====== Extracted entries ======

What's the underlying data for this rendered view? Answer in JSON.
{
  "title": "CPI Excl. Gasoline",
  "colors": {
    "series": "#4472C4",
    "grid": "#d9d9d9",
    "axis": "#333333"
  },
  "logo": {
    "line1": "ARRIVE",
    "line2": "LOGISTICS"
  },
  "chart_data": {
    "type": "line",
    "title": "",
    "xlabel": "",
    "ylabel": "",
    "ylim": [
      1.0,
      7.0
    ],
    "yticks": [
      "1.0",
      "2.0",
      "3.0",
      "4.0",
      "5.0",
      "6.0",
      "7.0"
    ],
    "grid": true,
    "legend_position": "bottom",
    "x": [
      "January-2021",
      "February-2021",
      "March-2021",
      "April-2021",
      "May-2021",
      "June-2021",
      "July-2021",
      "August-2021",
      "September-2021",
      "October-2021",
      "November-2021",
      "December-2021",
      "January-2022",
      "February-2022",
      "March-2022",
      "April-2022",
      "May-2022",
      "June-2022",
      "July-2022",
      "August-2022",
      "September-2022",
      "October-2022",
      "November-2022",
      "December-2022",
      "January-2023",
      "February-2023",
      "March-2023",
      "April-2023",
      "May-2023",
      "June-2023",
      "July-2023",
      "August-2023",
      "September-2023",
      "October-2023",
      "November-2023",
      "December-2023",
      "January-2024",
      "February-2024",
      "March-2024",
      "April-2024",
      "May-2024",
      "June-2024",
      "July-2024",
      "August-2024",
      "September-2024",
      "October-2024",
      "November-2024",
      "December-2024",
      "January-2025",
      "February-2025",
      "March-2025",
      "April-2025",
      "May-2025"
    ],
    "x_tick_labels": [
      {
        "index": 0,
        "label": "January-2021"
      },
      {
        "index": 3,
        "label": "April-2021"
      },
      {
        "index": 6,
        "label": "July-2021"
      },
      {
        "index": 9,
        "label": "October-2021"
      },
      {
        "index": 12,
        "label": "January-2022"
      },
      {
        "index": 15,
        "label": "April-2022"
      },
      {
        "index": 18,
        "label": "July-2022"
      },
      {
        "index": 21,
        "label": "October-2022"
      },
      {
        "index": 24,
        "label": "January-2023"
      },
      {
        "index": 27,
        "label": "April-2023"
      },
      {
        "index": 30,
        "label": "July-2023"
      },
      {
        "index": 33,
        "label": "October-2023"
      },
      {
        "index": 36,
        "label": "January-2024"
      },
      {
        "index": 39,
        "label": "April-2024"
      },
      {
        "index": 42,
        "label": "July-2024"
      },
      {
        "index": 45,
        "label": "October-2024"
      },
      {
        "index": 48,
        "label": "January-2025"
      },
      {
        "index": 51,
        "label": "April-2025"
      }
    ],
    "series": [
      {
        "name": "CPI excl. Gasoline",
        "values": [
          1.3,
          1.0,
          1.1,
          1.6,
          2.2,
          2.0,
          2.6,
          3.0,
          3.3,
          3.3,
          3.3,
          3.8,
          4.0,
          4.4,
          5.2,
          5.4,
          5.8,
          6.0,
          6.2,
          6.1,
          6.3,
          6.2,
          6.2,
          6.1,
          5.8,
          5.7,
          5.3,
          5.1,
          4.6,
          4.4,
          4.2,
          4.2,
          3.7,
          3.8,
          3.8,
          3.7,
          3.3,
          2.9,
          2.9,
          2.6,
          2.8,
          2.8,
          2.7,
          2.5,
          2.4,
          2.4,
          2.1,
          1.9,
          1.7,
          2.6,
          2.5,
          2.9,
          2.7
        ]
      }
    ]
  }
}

======

▶ Task requirements
Identify all lines where the word "November" shows up. Copy them.

▶ Result
      "November-2021",
      "November-2022",
      "November-2023",
      "November-2024",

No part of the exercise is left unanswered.